--- BEGIN Provided entries ---

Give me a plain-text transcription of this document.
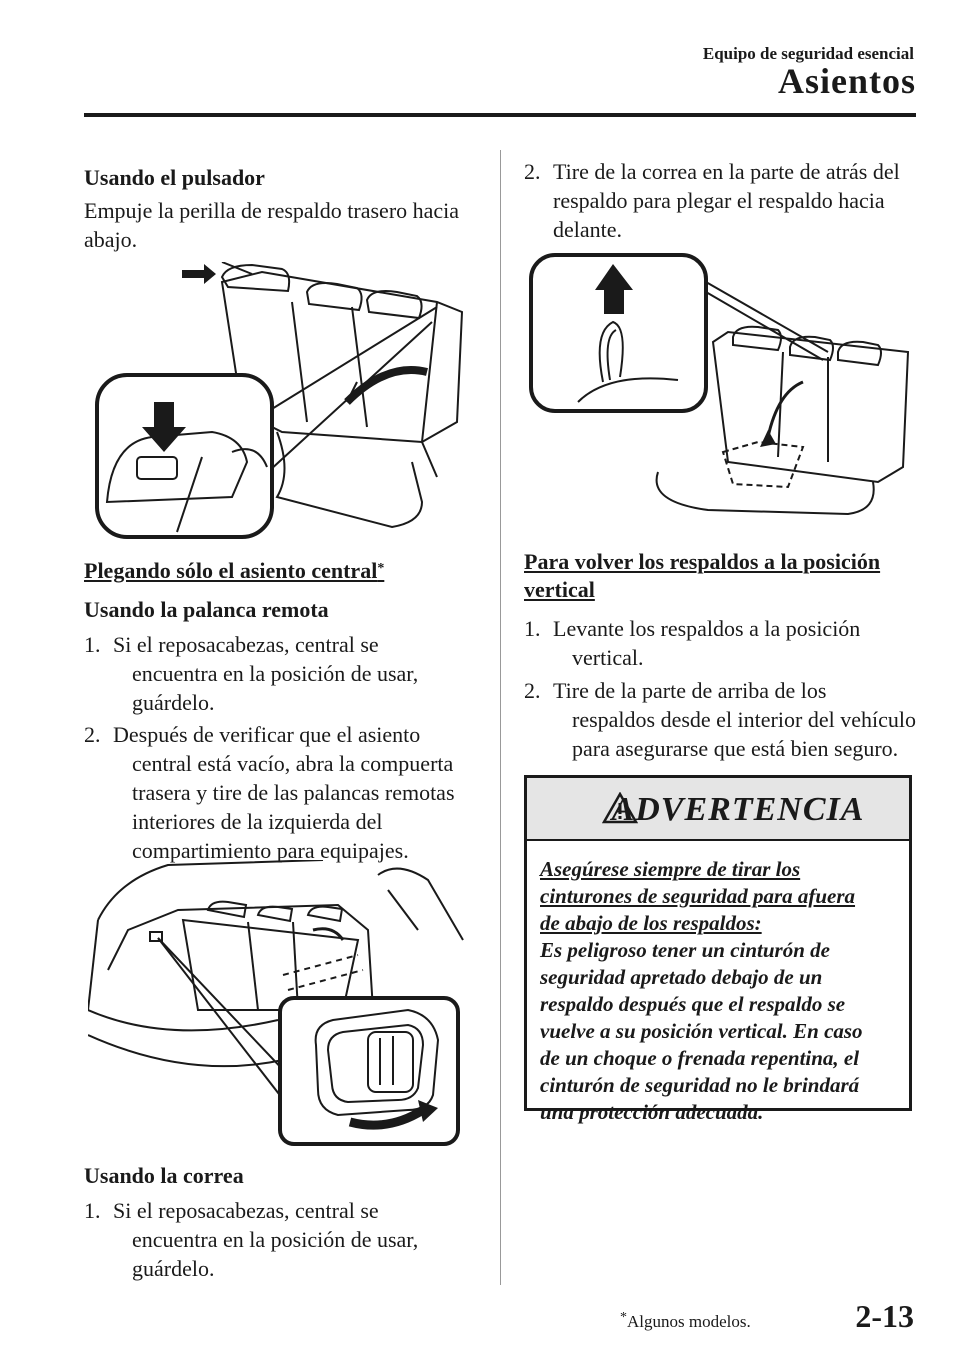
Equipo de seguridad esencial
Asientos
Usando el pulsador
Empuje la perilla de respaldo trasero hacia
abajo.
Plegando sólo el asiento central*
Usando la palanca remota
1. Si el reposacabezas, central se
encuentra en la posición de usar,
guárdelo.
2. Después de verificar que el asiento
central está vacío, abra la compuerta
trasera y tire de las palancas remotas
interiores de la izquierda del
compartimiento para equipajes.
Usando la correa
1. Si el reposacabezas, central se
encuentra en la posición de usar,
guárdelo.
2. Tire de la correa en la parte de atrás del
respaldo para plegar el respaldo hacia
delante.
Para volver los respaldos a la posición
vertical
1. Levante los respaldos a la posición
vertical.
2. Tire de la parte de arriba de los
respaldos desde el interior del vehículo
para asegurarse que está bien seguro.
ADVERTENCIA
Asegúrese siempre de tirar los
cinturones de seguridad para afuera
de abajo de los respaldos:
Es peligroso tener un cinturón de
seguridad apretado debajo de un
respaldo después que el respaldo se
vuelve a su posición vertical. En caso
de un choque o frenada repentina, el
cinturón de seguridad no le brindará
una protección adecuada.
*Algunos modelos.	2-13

--- END Provided entries ---
--- BEGIN Provided entries ---

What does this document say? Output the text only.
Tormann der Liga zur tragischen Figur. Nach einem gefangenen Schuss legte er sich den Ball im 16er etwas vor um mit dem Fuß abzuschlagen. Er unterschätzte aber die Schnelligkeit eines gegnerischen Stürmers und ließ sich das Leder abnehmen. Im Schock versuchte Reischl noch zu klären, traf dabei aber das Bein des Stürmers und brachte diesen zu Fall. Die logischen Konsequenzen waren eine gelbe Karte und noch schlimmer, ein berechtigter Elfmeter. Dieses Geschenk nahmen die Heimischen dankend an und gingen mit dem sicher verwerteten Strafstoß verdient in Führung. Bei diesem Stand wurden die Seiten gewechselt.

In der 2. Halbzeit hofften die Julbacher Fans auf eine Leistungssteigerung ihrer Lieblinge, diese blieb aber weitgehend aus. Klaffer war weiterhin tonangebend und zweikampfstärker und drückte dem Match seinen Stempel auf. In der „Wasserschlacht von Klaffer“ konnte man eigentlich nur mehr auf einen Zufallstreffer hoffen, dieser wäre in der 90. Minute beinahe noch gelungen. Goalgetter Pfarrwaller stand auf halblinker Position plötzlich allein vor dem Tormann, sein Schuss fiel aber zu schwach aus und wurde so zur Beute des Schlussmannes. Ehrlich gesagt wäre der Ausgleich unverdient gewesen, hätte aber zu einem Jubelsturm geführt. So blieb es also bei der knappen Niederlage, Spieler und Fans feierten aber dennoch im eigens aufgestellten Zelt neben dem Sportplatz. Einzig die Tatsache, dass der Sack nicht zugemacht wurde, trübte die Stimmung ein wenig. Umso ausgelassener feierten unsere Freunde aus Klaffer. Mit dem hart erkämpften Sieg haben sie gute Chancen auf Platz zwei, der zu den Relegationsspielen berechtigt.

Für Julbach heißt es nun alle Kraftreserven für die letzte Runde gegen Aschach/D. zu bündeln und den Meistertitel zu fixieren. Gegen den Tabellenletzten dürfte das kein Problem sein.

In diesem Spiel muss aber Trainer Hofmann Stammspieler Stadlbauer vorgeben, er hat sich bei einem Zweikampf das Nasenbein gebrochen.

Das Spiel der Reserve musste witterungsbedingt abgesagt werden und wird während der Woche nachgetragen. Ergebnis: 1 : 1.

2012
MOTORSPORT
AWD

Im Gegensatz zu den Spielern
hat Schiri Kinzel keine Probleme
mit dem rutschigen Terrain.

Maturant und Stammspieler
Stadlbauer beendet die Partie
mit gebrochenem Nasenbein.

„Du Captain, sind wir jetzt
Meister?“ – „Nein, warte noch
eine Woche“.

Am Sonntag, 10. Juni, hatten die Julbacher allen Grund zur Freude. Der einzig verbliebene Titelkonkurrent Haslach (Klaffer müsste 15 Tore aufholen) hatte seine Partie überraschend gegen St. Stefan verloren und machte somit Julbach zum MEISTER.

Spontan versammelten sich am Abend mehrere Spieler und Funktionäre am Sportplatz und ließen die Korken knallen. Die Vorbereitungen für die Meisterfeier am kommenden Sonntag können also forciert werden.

--- END Provided entries ---

• Written task: Go through the entries above and copy every line containing "está".

• In response:
central está vacío, abra la compuerta
para asegurarse que está bien seguro.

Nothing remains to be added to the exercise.